— start —

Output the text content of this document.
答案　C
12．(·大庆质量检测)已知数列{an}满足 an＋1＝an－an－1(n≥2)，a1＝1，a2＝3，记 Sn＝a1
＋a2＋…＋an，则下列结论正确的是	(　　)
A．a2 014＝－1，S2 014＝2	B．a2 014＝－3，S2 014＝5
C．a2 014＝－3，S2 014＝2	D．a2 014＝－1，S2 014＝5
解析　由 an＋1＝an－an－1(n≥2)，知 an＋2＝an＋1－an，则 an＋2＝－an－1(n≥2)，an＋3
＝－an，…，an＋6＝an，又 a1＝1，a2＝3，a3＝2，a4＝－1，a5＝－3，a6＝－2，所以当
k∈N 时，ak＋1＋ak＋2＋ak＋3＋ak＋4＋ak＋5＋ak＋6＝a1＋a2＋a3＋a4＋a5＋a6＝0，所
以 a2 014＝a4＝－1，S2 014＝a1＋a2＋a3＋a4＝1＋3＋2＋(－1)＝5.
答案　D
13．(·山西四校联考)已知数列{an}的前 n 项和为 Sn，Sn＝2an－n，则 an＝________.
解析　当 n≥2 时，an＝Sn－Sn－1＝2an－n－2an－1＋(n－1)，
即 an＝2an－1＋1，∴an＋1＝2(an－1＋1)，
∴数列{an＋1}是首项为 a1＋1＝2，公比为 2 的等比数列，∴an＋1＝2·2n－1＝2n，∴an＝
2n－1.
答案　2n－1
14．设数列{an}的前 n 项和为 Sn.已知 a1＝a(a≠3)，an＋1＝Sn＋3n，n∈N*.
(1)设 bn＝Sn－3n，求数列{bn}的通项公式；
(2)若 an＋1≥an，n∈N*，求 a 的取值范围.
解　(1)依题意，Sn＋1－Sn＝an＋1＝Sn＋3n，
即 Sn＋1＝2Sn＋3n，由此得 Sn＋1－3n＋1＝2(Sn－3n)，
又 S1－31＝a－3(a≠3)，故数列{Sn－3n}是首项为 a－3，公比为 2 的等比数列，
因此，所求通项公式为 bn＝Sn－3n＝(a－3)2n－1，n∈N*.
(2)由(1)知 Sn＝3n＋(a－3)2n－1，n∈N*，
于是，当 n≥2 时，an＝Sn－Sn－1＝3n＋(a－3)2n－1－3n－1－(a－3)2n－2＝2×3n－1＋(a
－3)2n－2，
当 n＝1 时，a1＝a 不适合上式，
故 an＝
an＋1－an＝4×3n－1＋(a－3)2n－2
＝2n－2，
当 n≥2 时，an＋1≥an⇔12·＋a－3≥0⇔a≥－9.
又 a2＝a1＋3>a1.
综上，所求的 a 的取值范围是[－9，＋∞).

— end —

Output the listing above word for word.

Task result.
Output the text content of this document.
答案　C
12．(·大庆质量检测)已知数列{an}满足 an＋1＝an－an－1(n≥2)，a1＝1，a2＝3，记 Sn＝a1
＋a2＋…＋an，则下列结论正确的是	(　　)
A．a2 014＝－1，S2 014＝2	B．a2 014＝－3，S2 014＝5
C．a2 014＝－3，S2 014＝2	D．a2 014＝－1，S2 014＝5
解析　由 an＋1＝an－an－1(n≥2)，知 an＋2＝an＋1－an，则 an＋2＝－an－1(n≥2)，an＋3
＝－an，…，an＋6＝an，又 a1＝1，a2＝3，a3＝2，a4＝－1，a5＝－3，a6＝－2，所以当
k∈N 时，ak＋1＋ak＋2＋ak＋3＋ak＋4＋ak＋5＋ak＋6＝a1＋a2＋a3＋a4＋a5＋a6＝0，所
以 a2 014＝a4＝－1，S2 014＝a1＋a2＋a3＋a4＝1＋3＋2＋(－1)＝5.
答案　D
13．(·山西四校联考)已知数列{an}的前 n 项和为 Sn，Sn＝2an－n，则 an＝________.
解析　当 n≥2 时，an＝Sn－Sn－1＝2an－n－2an－1＋(n－1)，
即 an＝2an－1＋1，∴an＋1＝2(an－1＋1)，
∴数列{an＋1}是首项为 a1＋1＝2，公比为 2 的等比数列，∴an＋1＝2·2n－1＝2n，∴an＝
2n－1.
答案　2n－1
14．设数列{an}的前 n 项和为 Sn.已知 a1＝a(a≠3)，an＋1＝Sn＋3n，n∈N*.
(1)设 bn＝Sn－3n，求数列{bn}的通项公式；
(2)若 an＋1≥an，n∈N*，求 a 的取值范围.
解　(1)依题意，Sn＋1－Sn＝an＋1＝Sn＋3n，
即 Sn＋1＝2Sn＋3n，由此得 Sn＋1－3n＋1＝2(Sn－3n)，
又 S1－31＝a－3(a≠3)，故数列{Sn－3n}是首项为 a－3，公比为 2 的等比数列，
因此，所求通项公式为 bn＝Sn－3n＝(a－3)2n－1，n∈N*.
(2)由(1)知 Sn＝3n＋(a－3)2n－1，n∈N*，
于是，当 n≥2 时，an＝Sn－Sn－1＝3n＋(a－3)2n－1－3n－1－(a－3)2n－2＝2×3n－1＋(a
－3)2n－2，
当 n＝1 时，a1＝a 不适合上式，
故 an＝
an＋1－an＝4×3n－1＋(a－3)2n－2
＝2n－2，
当 n≥2 时，an＋1≥an⇔12·＋a－3≥0⇔a≥－9.
又 a2＝a1＋3>a1.
综上，所求的 a 的取值范围是[－9，＋∞).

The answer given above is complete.